* [Exercise inputs]
####################
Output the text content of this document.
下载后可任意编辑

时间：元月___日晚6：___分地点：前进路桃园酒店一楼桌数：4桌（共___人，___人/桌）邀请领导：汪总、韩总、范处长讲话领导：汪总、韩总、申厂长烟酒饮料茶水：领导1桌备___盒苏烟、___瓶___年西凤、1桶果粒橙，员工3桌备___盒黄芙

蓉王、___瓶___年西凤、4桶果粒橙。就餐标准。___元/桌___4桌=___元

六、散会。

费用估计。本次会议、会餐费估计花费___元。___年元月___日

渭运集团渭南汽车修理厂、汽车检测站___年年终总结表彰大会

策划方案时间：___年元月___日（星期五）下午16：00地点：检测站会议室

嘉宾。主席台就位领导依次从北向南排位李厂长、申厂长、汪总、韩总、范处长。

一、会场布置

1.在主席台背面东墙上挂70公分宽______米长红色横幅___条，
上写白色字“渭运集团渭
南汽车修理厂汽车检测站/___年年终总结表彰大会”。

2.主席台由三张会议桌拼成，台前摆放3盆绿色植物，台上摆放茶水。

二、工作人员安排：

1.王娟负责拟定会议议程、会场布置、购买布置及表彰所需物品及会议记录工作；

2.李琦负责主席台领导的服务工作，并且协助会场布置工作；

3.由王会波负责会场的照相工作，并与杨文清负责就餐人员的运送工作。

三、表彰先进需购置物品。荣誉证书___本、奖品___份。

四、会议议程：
####################
* [Task to carry out] Would you restate each of the entries word for word?

* [Full output]
Output the text content of this document.
下载后可任意编辑

时间：元月___日晚6：___分地点：前进路桃园酒店一楼桌数：4桌（共___人，___人/桌）邀请领导：汪总、韩总、范处长讲话领导：汪总、韩总、申厂长烟酒饮料茶水：领导1桌备___盒苏烟、___瓶___年西凤、1桶果粒橙，员工3桌备___盒黄芙

蓉王、___瓶___年西凤、4桶果粒橙。就餐标准。___元/桌___4桌=___元

六、散会。

费用估计。本次会议、会餐费估计花费___元。___年元月___日

渭运集团渭南汽车修理厂、汽车检测站___年年终总结表彰大会

策划方案时间：___年元月___日（星期五）下午16：00地点：检测站会议室

嘉宾。主席台就位领导依次从北向南排位李厂长、申厂长、汪总、韩总、范处长。

一、会场布置

1.在主席台背面东墙上挂70公分宽______米长红色横幅___条，
上写白色字“渭运集团渭
南汽车修理厂汽车检测站/___年年终总结表彰大会”。

2.主席台由三张会议桌拼成，台前摆放3盆绿色植物，台上摆放茶水。

二、工作人员安排：

1.王娟负责拟定会议议程、会场布置、购买布置及表彰所需物品及会议记录工作；

2.李琦负责主席台领导的服务工作，并且协助会场布置工作；

3.由王会波负责会场的照相工作，并与杨文清负责就餐人员的运送工作。

三、表彰先进需购置物品。荣誉证书___本、奖品___份。

四、会议议程：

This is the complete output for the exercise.